• Given request
Your task is to write out the complete listing exactly as it is shown.

═══ Supplied material ═══

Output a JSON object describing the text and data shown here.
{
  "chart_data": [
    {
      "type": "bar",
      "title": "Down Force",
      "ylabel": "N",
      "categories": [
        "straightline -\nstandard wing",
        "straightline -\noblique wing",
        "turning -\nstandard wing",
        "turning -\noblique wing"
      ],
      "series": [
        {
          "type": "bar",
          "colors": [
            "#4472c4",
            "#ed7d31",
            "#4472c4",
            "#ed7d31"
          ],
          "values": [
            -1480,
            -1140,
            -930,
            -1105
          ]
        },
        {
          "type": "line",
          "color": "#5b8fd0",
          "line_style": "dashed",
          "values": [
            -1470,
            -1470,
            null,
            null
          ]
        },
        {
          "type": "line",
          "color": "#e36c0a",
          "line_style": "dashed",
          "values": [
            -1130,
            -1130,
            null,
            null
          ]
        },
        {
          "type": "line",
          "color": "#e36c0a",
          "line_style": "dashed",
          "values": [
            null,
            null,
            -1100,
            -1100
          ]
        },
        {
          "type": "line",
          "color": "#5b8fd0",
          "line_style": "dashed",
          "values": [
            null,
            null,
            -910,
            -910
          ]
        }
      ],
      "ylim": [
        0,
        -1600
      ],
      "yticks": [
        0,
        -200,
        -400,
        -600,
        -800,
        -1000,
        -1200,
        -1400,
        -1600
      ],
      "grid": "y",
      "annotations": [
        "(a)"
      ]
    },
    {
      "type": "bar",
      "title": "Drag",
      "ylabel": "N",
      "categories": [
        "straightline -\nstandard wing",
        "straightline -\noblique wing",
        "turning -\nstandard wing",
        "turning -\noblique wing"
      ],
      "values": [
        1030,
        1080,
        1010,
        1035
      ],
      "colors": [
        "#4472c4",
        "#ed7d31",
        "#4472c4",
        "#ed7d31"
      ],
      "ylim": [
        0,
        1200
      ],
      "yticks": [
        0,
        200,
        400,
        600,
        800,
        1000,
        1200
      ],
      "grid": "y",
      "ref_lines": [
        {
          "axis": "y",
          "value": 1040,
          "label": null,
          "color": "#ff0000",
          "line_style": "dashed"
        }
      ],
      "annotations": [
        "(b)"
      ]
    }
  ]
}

═══

• Task result
Output a JSON object describing the text and data shown here.
{
  "chart_data": [
    {
      "type": "bar",
      "title": "Down Force",
      "ylabel": "N",
      "categories": [
        "straightline -\nstandard wing",
        "straightline -\noblique wing",
        "turning -\nstandard wing",
        "turning -\noblique wing"
      ],
      "series": [
        {
          "type": "bar",
          "colors": [
            "#4472c4",
            "#ed7d31",
            "#4472c4",
            "#ed7d31"
          ],
          "values": [
            -1480,
            -1140,
            -930,
            -1105
          ]
        },
        {
          "type": "line",
          "color": "#5b8fd0",
          "line_style": "dashed",
          "values": [
            -1470,
            -1470,
            null,
            null
          ]
        },
        {
          "type": "line",
          "color": "#e36c0a",
          "line_style": "dashed",
          "values": [
            -1130,
            -1130,
            null,
            null
          ]
        },
        {
          "type": "line",
          "color": "#e36c0a",
          "line_style": "dashed",
          "values": [
            null,
            null,
            -1100,
            -1100
          ]
        },
        {
          "type": "line",
          "color": "#5b8fd0",
          "line_style": "dashed",
          "values": [
            null,
            null,
            -910,
            -910
          ]
        }
      ],
      "ylim": [
        0,
        -1600
      ],
      "yticks": [
        0,
        -200,
        -400,
        -600,
        -800,
        -1000,
        -1200,
        -1400,
        -1600
      ],
      "grid": "y",
      "annotations": [
        "(a)"
      ]
    },
    {
      "type": "bar",
      "title": "Drag",
      "ylabel": "N",
      "categories": [
        "straightline -\nstandard wing",
        "straightline -\noblique wing",
        "turning -\nstandard wing",
        "turning -\noblique wing"
      ],
      "values": [
        1030,
        1080,
        1010,
        1035
      ],
      "colors": [
        "#4472c4",
        "#ed7d31",
        "#4472c4",
        "#ed7d31"
      ],
      "ylim": [
        0,
        1200
      ],
      "yticks": [
        0,
        200,
        400,
        600,
        800,
        1000,
        1200
      ],
      "grid": "y",
      "ref_lines": [
        {
          "axis": "y",
          "value": 1040,
          "label": null,
          "color": "#ff0000",
          "line_style": "dashed"
        }
      ],
      "annotations": [
        "(b)"
      ]
    }
  ]
}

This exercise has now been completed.